Task instructions: Copy the lines below word for word, starting at the line that contains "cell-value: 106 bbox=[201, 579, 263, 652]" and stopping after the line that contains "cell-value bbox=[625, 884, 670, 1028]".

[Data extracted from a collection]
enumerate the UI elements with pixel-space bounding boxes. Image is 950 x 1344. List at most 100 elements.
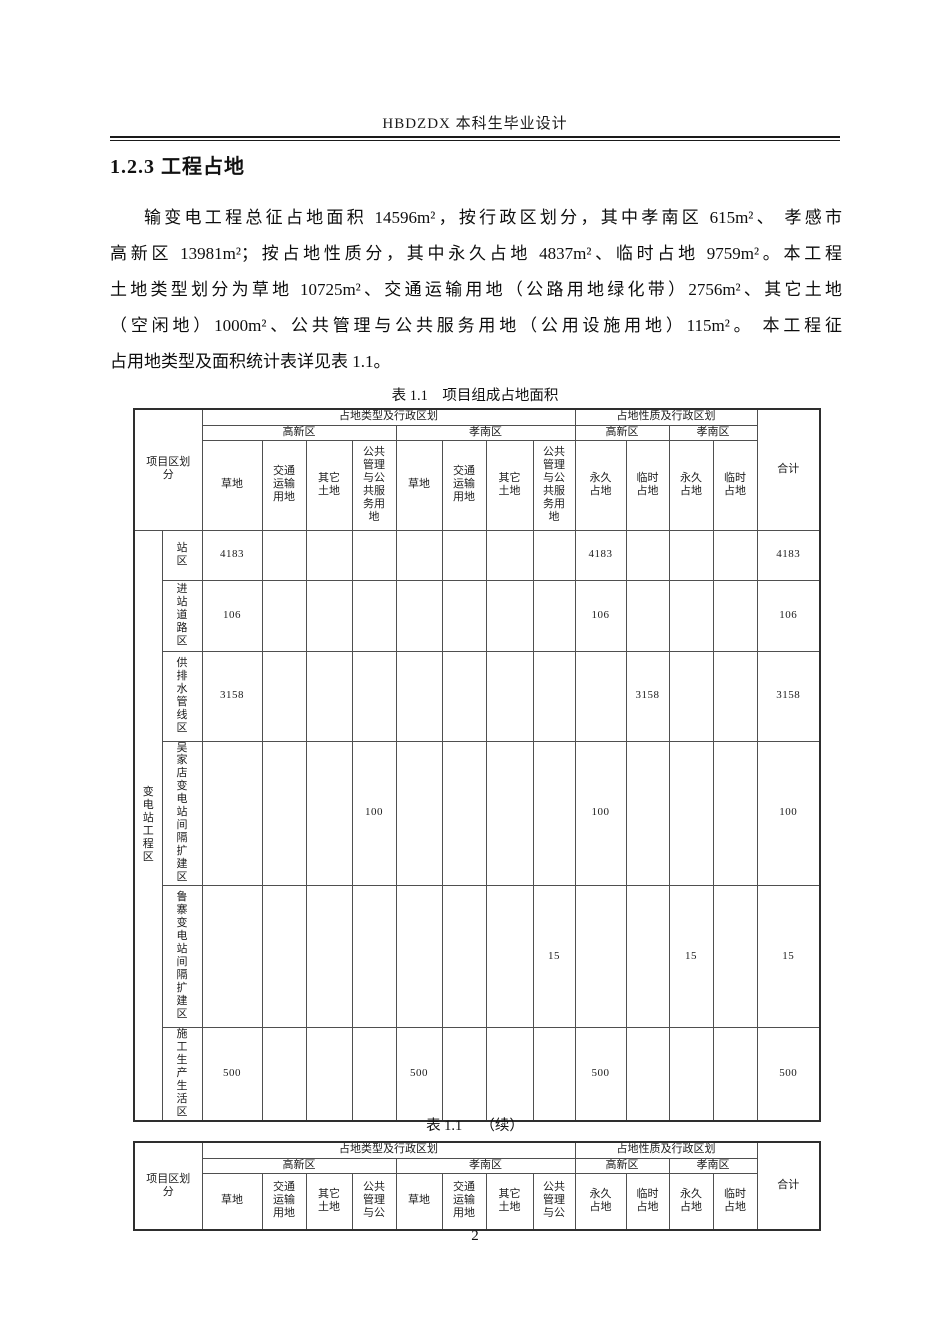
cell-value: 106 bbox=[201, 579, 263, 652]
paragraph-line: 占用地类型及面积统计表详见表 1.1。 bbox=[110, 352, 391, 371]
cell-value bbox=[441, 529, 487, 581]
cell-value bbox=[305, 650, 353, 742]
header-landtype: 交通运输用地 bbox=[441, 439, 487, 531]
cell-value bbox=[441, 740, 487, 886]
header-rule bbox=[110, 136, 840, 141]
row-group-label: 变电站工程区 bbox=[133, 529, 163, 1121]
table-row: 变电站工程区 站区 4183 4183 4183 bbox=[133, 529, 821, 1121]
cell-value bbox=[574, 650, 627, 742]
header-naturetype: 临时占地 bbox=[625, 439, 670, 531]
cell-value bbox=[305, 1026, 353, 1122]
table-row: 鲁寨变电站间隔扩建区 15 15 15 bbox=[134, 884, 821, 1028]
table2-caption: 表 1.1 （续） bbox=[426, 1118, 524, 1134]
cell-value bbox=[485, 740, 534, 886]
cell-value bbox=[441, 579, 487, 652]
header-district: 高新区 bbox=[201, 424, 397, 441]
header-landtype: 公共管理与公共服务用地 bbox=[532, 439, 576, 531]
header-nature-group: 占地性质及行政区划 bbox=[574, 408, 758, 426]
cell-value: 106 bbox=[756, 579, 821, 652]
header-landtype: 草地 bbox=[395, 439, 443, 531]
paragraph-line: 高新区 13981m²；按占地性质分，其中永久占地 4837m²、临时占地 97… bbox=[110, 244, 842, 263]
cell-value bbox=[625, 884, 670, 1028]
cell-value: 500 bbox=[201, 1026, 263, 1122]
header-naturetype: 永久占地 bbox=[668, 439, 714, 531]
cell-value bbox=[625, 740, 670, 886]
cell-value: 3158 bbox=[201, 650, 263, 742]
cell-value bbox=[395, 650, 443, 742]
cell-value: 3158 bbox=[625, 650, 670, 742]
cell-value bbox=[668, 650, 714, 742]
cell-value: 500 bbox=[574, 1026, 627, 1122]
cell-value bbox=[712, 529, 758, 581]
table-header-row: 草地 交通运输用地 其它土地 公共管理与公 草地 交通运输用地 其它土地 公共管… bbox=[134, 1172, 820, 1231]
cell-value bbox=[261, 650, 307, 742]
header-landtype: 公共管理与公 bbox=[351, 1172, 397, 1231]
cell-value bbox=[201, 884, 263, 1028]
header-district: 孝南区 bbox=[668, 1157, 758, 1174]
cell-value bbox=[485, 529, 534, 581]
cell-value: 100 bbox=[756, 740, 821, 886]
header-district: 高新区 bbox=[574, 1157, 670, 1174]
cell-value: 500 bbox=[395, 1026, 443, 1122]
cell-value bbox=[532, 650, 576, 742]
header-district: 高新区 bbox=[201, 1157, 397, 1174]
row-label: 鲁寨变电站间隔扩建区 bbox=[161, 884, 203, 1028]
cell-value bbox=[625, 1026, 670, 1122]
cell-value bbox=[485, 1026, 534, 1122]
land-occupation-table-continued: 项目区划分 占地类型及行政区划 占地性质及行政区划 合计 高新区 孝南区 高新区… bbox=[133, 1141, 821, 1231]
body-paragraph: 输变电工程总征占地面积 14596m²，按行政区划分，其中孝南区 615m²、 … bbox=[110, 200, 842, 380]
header-project-col: 项目区划分 bbox=[133, 408, 203, 531]
table-row: 吴家店变电站间隔扩建区 100 100 100 bbox=[134, 740, 821, 886]
cell-value bbox=[668, 529, 714, 581]
paragraph-line: （空闲地）1000m²、公共管理与公共服务用地（公用设施用地）115m²。 本工… bbox=[110, 316, 842, 335]
cell-value bbox=[261, 740, 307, 886]
header-landtype: 草地 bbox=[395, 1172, 443, 1231]
header-nature-group: 占地性质及行政区划 bbox=[574, 1141, 758, 1159]
cell-value bbox=[201, 740, 263, 886]
header-landtype: 公共管理与公共服务用地 bbox=[351, 439, 397, 531]
header-district: 孝南区 bbox=[668, 424, 758, 441]
header-district: 孝南区 bbox=[395, 1157, 576, 1174]
cell-value bbox=[395, 740, 443, 886]
cell-value bbox=[712, 1026, 758, 1122]
header-naturetype: 永久占地 bbox=[668, 1172, 714, 1231]
cell-value: 106 bbox=[574, 579, 627, 652]
table-header-row: 高新区 孝南区 高新区 孝南区 bbox=[134, 1157, 820, 1174]
cell-value bbox=[305, 579, 353, 652]
header-landtype: 公共管理与公 bbox=[532, 1172, 576, 1231]
header-landtype: 其它土地 bbox=[305, 439, 353, 531]
cell-value: 4183 bbox=[574, 529, 627, 581]
cell-value bbox=[485, 884, 534, 1028]
paragraph-line: 土地类型划分为草地 10725m²、交通运输用地（公路用地绿化带）2756m²、… bbox=[110, 280, 842, 299]
cell-value bbox=[712, 740, 758, 886]
header-type-group: 占地类型及行政区划 bbox=[201, 1141, 576, 1159]
table-row: 供排水管线区 3158 3158 3158 bbox=[134, 650, 821, 742]
header-landtype: 交通运输用地 bbox=[261, 439, 307, 531]
cell-value bbox=[485, 650, 534, 742]
table1-caption: 表 1.1 项目组成占地面积 bbox=[391, 388, 559, 404]
table-row: 进站道路区 106 106 106 bbox=[134, 579, 821, 652]
cell-value bbox=[712, 650, 758, 742]
cell-value bbox=[395, 884, 443, 1028]
cell-value bbox=[625, 529, 670, 581]
cell-value: 100 bbox=[351, 740, 397, 886]
header-total: 合计 bbox=[756, 1141, 821, 1231]
header-project-col: 项目区划分 bbox=[133, 1141, 203, 1231]
cell-value: 500 bbox=[756, 1026, 821, 1122]
header-naturetype: 临时占地 bbox=[712, 439, 758, 531]
cell-value: 4183 bbox=[201, 529, 263, 581]
cell-value bbox=[532, 579, 576, 652]
row-label: 施工生产生活区 bbox=[161, 1026, 203, 1122]
row-label: 吴家店变电站间隔扩建区 bbox=[161, 740, 203, 886]
cell-value: 15 bbox=[668, 884, 714, 1028]
land-occupation-table: 项目区划分 占地类型及行政区划 占地性质及行政区划 合计 高新区 孝南区 高新区… bbox=[133, 408, 821, 1122]
section-heading: 1.2.3 工程占地 bbox=[110, 156, 245, 178]
paragraph-line: 输变电工程总征占地面积 14596m²，按行政区划分，其中孝南区 615m²、 … bbox=[144, 208, 842, 227]
cell-value: 4183 bbox=[756, 529, 821, 581]
cell-value bbox=[305, 884, 353, 1028]
header-landtype: 交通运输用地 bbox=[261, 1172, 307, 1231]
table-header-row: 草地 交通运输用地 其它土地 公共管理与公共服务用地 草地 交通运输用地 其它土… bbox=[134, 439, 820, 531]
table-header-row: 项目区划分 占地类型及行政区划 占地性质及行政区划 合计 bbox=[133, 408, 821, 531]
cell-value bbox=[395, 529, 443, 581]
header-landtype: 其它土地 bbox=[485, 1172, 534, 1231]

Exercise result:
cell-value: 106 bbox=[201, 579, 263, 652]
paragraph-line: 占用地类型及面积统计表详见表 1.1。 bbox=[110, 352, 391, 371]
cell-value bbox=[441, 529, 487, 581]
cell-value bbox=[305, 650, 353, 742]
header-landtype: 交通运输用地 bbox=[441, 439, 487, 531]
cell-value bbox=[441, 740, 487, 886]
header-rule bbox=[110, 136, 840, 141]
row-group-label: 变电站工程区 bbox=[133, 529, 163, 1121]
table-row: 变电站工程区 站区 4183 4183 4183 bbox=[133, 529, 821, 1121]
cell-value bbox=[574, 650, 627, 742]
header-naturetype: 临时占地 bbox=[625, 439, 670, 531]
cell-value bbox=[305, 1026, 353, 1122]
table-row: 鲁寨变电站间隔扩建区 15 15 15 bbox=[134, 884, 821, 1028]
table2-caption: 表 1.1 （续） bbox=[426, 1118, 524, 1134]
cell-value bbox=[485, 740, 534, 886]
cell-value bbox=[441, 579, 487, 652]
header-district: 高新区 bbox=[201, 424, 397, 441]
header-landtype: 公共管理与公共服务用地 bbox=[532, 439, 576, 531]
header-nature-group: 占地性质及行政区划 bbox=[574, 408, 758, 426]
cell-value: 106 bbox=[756, 579, 821, 652]
header-landtype: 草地 bbox=[395, 439, 443, 531]
paragraph-line: 高新区 13981m²；按占地性质分，其中永久占地 4837m²、临时占地 97… bbox=[110, 244, 842, 263]
cell-value bbox=[625, 884, 670, 1028]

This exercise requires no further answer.